--- GIVEN REQUEST ---
Report each line of the data that has "true" somewhere in it.

--- START OF RECORDS PROVIDED ---

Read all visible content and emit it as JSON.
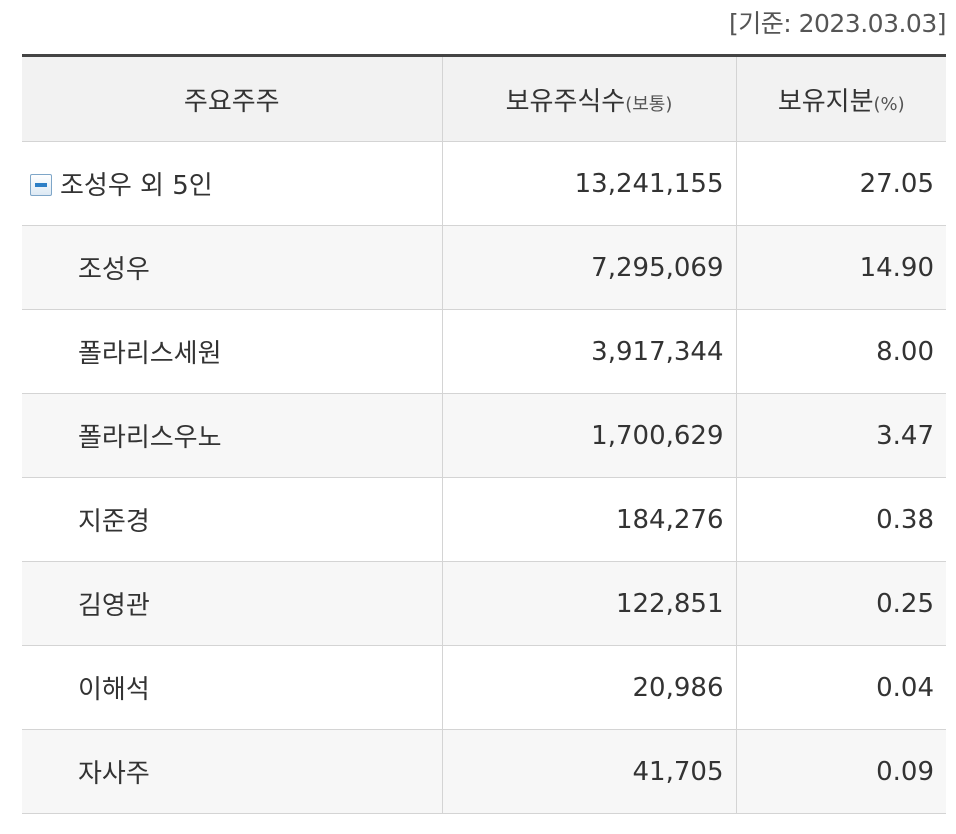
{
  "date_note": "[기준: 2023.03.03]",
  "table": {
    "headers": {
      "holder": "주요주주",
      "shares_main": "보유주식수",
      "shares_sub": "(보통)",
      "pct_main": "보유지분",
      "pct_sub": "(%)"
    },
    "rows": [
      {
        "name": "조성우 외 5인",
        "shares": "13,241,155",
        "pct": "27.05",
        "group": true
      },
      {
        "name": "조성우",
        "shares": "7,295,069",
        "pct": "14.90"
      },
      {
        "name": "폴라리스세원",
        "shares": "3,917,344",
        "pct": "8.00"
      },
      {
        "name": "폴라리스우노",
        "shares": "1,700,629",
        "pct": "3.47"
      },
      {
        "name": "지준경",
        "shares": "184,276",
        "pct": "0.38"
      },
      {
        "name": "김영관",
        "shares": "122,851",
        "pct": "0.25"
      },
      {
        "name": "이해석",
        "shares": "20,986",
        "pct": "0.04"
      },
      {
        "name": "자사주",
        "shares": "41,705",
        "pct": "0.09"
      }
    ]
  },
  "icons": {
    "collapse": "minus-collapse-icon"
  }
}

--- END OF RECORDS PROVIDED ---
--- START OF RECORDS PROVIDED ---

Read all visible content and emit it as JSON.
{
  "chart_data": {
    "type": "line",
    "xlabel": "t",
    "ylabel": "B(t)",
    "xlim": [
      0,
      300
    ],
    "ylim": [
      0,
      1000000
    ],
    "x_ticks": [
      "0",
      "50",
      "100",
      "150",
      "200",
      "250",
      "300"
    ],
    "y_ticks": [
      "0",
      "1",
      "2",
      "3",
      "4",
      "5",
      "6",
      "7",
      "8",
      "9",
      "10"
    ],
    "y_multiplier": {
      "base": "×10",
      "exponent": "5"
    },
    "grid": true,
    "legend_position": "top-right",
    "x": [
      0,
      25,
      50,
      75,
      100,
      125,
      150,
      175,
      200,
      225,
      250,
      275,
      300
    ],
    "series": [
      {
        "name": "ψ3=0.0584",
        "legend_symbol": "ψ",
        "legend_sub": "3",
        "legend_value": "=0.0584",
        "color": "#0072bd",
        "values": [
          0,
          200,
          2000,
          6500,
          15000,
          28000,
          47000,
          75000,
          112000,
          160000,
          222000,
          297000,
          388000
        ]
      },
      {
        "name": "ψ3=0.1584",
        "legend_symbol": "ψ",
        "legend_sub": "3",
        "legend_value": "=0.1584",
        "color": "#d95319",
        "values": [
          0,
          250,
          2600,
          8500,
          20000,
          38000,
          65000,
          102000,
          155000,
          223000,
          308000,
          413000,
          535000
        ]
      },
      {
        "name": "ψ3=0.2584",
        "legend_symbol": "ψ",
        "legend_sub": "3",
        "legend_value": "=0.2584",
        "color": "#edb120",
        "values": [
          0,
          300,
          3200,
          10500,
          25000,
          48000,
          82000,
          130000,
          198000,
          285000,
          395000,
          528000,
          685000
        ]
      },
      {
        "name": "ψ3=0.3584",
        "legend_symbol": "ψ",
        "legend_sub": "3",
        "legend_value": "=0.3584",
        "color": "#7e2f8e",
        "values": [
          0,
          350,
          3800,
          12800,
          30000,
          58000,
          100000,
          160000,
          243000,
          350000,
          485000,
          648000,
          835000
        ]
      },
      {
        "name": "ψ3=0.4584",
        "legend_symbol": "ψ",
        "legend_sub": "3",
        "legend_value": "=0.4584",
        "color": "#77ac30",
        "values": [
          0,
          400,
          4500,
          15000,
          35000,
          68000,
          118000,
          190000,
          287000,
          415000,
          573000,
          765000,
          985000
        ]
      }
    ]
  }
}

--- END OF RECORDS PROVIDED ---
--- START OF RECORDS PROVIDED ---

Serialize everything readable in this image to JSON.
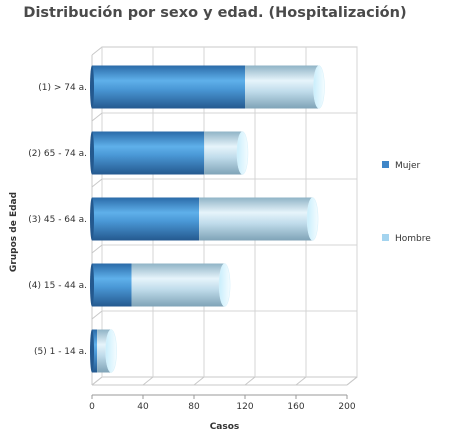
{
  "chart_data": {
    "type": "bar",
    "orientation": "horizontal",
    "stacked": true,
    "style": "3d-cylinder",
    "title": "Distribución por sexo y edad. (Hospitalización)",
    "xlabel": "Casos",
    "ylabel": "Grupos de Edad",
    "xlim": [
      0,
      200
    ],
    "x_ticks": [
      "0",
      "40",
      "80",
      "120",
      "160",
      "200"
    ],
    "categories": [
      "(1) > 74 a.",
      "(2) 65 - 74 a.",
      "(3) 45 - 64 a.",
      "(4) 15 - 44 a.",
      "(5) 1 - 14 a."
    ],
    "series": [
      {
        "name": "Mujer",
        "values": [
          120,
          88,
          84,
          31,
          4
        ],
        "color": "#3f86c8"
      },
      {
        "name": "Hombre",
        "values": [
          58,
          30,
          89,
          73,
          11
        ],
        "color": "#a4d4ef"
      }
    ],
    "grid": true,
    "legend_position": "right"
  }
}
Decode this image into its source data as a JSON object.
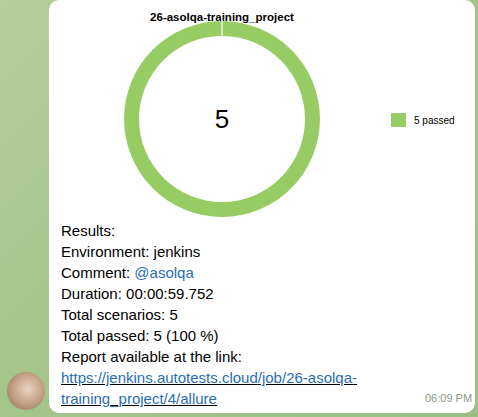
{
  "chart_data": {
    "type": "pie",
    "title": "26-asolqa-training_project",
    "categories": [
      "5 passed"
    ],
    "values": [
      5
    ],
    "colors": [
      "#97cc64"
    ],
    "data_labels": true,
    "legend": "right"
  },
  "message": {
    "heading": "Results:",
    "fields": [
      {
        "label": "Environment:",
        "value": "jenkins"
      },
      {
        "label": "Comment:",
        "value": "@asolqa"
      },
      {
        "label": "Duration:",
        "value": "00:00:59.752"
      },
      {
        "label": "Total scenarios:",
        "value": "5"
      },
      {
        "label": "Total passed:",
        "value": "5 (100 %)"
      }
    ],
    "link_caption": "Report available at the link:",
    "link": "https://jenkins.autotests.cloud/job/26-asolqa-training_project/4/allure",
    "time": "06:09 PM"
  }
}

--- END OF RECORDS PROVIDED ---

--- RESULT ---
        "group": true
    "grid": true,
    "stacked": true,
    "grid": true,
    "data_labels": true,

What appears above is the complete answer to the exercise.